[Data entries]
──────────

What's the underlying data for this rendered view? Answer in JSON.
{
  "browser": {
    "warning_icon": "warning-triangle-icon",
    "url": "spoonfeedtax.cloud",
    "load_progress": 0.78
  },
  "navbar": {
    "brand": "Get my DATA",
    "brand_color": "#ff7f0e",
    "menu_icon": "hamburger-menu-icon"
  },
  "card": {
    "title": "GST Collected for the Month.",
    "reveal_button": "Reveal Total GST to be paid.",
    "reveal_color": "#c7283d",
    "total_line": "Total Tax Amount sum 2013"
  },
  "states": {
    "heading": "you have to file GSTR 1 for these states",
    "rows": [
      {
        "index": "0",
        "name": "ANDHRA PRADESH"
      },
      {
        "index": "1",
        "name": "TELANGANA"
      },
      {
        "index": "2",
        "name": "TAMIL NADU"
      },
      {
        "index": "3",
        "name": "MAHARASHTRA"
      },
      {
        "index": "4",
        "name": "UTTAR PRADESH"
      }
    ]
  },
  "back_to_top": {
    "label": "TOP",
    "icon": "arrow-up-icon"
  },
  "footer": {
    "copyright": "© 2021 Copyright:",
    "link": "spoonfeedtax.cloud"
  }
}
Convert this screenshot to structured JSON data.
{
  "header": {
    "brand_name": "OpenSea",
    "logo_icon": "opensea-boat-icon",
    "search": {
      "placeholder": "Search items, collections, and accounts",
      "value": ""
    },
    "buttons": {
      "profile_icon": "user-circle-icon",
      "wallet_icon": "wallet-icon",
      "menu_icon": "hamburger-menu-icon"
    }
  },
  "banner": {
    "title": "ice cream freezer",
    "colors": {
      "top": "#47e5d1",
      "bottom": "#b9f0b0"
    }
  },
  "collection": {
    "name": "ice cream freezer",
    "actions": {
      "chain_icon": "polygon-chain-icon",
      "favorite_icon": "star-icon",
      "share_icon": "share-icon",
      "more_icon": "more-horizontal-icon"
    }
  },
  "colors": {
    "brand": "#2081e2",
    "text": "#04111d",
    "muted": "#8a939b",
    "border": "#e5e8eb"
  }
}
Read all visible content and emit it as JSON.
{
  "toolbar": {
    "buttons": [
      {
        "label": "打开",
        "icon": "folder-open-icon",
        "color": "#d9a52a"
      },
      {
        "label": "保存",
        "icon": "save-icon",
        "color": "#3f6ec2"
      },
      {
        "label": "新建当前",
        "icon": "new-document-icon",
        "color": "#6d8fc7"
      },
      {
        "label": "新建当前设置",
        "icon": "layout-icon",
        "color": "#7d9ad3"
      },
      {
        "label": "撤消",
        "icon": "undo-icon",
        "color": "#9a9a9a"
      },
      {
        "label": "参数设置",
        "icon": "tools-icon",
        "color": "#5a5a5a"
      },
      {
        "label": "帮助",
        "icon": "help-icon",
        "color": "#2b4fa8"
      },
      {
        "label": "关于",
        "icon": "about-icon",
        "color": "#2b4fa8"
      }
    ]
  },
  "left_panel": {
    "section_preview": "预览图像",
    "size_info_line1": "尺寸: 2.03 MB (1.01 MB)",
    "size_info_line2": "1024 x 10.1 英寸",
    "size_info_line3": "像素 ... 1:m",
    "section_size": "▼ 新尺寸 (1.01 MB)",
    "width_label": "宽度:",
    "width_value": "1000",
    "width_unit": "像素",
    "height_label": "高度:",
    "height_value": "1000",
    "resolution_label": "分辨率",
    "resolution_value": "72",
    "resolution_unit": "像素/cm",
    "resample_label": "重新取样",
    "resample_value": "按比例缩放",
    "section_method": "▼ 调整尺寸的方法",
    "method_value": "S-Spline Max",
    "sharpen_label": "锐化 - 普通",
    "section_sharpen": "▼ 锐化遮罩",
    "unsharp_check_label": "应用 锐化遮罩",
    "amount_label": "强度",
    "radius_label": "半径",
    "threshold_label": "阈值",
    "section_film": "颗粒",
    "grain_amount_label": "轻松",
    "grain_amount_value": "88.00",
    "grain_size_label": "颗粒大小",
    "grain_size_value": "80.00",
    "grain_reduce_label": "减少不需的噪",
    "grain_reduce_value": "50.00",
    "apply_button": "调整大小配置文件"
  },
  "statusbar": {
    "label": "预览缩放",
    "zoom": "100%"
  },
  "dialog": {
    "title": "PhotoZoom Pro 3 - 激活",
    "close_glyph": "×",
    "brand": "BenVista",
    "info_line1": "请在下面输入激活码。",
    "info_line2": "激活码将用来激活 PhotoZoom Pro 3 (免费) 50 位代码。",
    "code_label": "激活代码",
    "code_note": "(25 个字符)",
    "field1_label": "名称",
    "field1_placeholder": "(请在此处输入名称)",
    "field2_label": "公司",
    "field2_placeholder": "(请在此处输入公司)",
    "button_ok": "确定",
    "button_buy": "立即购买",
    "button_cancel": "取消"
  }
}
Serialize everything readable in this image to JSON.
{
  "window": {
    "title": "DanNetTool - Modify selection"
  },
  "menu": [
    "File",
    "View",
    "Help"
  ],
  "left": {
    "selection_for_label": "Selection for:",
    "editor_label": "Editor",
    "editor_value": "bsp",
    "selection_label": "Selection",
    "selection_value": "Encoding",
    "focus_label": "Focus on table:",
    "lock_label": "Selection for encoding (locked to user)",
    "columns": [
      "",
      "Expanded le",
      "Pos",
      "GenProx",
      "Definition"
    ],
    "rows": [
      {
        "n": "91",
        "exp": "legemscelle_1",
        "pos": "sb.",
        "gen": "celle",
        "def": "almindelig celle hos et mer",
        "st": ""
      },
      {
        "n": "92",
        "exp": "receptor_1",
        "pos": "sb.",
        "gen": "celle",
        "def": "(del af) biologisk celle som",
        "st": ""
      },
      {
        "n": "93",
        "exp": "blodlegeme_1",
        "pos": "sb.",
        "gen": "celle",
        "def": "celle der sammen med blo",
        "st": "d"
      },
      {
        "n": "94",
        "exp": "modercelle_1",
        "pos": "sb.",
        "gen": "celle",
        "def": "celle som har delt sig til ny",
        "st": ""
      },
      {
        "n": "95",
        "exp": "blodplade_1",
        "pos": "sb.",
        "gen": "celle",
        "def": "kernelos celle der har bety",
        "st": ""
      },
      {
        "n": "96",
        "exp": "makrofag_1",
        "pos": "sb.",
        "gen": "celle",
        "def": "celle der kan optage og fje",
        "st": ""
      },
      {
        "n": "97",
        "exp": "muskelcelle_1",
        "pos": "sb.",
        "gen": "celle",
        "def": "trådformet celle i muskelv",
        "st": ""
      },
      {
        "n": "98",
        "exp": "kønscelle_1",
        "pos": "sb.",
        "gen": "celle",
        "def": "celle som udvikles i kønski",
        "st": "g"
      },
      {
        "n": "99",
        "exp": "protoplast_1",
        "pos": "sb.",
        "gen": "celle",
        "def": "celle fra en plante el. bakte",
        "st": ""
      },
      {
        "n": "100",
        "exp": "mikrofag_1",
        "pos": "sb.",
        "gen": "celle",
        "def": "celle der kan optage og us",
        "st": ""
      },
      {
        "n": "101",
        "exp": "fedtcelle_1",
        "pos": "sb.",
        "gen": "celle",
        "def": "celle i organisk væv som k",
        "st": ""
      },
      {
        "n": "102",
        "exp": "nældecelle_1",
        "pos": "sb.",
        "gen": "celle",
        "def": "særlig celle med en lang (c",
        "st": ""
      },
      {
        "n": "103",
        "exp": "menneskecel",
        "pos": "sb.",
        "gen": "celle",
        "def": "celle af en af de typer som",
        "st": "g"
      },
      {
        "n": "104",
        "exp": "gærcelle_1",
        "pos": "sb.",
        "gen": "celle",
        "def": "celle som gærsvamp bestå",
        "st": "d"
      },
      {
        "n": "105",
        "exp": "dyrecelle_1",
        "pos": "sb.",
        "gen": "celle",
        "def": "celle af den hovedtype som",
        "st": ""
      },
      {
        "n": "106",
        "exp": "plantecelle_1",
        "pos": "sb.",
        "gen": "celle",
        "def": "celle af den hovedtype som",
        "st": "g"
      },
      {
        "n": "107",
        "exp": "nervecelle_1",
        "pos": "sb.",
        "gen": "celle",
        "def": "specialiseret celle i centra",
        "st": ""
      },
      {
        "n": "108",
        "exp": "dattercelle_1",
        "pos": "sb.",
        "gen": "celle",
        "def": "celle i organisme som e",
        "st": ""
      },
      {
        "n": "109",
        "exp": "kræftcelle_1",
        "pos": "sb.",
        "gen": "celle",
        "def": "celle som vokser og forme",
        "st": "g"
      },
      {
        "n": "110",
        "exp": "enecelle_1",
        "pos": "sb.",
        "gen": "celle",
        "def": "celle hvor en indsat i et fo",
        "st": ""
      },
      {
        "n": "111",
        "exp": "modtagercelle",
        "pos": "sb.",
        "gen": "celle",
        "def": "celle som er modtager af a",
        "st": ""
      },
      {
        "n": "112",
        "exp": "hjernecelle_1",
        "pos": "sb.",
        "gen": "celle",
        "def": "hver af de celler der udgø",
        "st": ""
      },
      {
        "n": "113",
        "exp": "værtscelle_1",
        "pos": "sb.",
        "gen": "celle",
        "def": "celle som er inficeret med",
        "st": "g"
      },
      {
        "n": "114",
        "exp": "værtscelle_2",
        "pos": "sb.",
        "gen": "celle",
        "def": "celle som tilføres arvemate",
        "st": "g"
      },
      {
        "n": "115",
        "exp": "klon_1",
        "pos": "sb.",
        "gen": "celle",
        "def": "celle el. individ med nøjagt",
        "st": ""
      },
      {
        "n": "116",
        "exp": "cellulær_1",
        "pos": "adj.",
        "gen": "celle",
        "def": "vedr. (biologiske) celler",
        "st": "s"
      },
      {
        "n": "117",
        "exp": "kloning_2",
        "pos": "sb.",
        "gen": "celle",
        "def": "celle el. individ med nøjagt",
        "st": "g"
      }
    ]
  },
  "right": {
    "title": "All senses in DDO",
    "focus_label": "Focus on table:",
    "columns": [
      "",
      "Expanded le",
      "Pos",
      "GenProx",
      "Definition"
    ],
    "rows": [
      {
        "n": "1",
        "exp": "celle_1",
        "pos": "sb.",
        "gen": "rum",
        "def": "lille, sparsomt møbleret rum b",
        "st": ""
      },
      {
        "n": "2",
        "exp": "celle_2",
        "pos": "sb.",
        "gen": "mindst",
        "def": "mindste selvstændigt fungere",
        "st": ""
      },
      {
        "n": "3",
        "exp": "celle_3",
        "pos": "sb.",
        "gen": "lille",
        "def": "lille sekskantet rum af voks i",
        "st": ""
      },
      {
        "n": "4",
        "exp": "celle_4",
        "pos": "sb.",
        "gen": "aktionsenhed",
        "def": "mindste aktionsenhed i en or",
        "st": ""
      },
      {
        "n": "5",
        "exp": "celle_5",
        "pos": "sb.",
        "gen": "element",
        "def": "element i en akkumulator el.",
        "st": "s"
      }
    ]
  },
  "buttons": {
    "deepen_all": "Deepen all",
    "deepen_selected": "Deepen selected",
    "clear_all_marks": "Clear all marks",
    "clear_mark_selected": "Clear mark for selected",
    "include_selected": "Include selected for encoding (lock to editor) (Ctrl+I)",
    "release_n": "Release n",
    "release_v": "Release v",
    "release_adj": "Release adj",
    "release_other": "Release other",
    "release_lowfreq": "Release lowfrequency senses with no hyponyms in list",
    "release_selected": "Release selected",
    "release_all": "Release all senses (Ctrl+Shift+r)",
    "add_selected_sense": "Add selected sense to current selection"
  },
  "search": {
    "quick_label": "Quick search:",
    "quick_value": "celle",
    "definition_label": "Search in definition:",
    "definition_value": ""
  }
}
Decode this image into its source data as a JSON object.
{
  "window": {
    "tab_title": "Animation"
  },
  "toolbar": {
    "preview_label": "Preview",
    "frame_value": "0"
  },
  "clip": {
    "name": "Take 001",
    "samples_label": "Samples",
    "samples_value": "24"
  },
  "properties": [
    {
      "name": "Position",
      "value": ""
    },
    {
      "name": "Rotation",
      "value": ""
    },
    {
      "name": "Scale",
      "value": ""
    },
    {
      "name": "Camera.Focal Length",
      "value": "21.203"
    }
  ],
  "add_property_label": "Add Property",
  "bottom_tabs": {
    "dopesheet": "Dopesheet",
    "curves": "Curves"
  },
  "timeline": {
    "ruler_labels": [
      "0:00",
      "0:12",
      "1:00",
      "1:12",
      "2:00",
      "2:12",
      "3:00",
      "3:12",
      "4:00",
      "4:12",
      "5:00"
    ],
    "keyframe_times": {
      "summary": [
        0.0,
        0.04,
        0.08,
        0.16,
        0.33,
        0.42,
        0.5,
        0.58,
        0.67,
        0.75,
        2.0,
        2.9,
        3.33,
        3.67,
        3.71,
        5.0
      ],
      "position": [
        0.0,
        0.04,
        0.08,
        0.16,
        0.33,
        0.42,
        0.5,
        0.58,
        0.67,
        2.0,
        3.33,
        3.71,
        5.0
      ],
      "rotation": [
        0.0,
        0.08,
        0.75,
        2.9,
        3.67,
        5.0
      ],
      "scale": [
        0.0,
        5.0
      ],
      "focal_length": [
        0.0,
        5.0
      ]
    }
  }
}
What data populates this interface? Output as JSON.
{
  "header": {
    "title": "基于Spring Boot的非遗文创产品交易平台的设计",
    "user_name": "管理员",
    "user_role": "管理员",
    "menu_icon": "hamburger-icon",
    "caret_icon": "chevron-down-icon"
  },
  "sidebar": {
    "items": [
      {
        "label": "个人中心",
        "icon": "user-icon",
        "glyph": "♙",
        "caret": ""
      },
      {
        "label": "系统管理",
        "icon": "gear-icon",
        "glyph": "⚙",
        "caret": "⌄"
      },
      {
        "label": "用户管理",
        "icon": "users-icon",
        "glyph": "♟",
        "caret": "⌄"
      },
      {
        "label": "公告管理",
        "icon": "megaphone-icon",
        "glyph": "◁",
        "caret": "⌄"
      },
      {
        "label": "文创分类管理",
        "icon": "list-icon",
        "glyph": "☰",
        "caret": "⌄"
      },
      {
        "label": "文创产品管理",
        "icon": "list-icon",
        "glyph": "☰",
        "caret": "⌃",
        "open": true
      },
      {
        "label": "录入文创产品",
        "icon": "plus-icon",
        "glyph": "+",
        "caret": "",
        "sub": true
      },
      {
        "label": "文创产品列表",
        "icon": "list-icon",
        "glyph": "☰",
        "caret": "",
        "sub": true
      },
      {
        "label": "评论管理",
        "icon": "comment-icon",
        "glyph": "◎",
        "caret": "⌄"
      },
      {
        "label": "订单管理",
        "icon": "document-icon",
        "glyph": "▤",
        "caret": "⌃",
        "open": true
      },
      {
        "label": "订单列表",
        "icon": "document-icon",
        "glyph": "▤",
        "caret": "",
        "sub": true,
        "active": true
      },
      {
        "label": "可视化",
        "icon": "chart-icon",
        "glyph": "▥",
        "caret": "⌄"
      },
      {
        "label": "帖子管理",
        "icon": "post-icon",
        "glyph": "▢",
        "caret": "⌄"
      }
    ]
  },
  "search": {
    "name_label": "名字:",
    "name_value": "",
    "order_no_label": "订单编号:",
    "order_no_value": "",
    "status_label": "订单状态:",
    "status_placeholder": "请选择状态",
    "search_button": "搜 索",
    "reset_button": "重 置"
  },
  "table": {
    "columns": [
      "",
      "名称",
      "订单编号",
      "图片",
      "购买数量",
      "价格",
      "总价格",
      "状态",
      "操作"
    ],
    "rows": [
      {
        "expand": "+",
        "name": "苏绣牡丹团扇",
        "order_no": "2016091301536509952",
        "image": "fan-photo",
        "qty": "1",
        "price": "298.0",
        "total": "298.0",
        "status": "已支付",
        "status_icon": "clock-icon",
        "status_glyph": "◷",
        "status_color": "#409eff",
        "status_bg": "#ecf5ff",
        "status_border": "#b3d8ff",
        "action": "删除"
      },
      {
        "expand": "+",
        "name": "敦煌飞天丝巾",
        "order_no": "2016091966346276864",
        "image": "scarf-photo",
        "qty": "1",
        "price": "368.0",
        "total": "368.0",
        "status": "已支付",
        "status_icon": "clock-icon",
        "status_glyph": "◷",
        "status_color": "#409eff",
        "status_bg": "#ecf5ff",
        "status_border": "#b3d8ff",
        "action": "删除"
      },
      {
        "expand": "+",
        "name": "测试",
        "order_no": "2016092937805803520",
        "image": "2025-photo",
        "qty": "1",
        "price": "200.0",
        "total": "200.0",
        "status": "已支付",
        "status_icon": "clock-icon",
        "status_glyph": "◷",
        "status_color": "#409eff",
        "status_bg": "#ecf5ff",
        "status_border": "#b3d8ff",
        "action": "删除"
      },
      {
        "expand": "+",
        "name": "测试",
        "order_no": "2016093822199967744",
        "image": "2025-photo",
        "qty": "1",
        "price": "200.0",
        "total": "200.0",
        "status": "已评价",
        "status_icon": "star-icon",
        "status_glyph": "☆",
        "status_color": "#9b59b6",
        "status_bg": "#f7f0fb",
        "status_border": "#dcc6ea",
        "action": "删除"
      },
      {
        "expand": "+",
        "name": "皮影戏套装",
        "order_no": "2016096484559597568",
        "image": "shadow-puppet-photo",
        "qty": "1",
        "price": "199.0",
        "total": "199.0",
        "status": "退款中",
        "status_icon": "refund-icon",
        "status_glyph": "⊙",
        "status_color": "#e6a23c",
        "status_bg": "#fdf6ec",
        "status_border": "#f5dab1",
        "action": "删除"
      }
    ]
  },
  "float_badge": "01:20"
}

──────────

▶ YOUR INSTRUCTIONS
Return each line of the data that contains the string "star".

▶ EXPECTED ANSWER
      "favorite_icon": "star-icon",
        "status_icon": "star-icon",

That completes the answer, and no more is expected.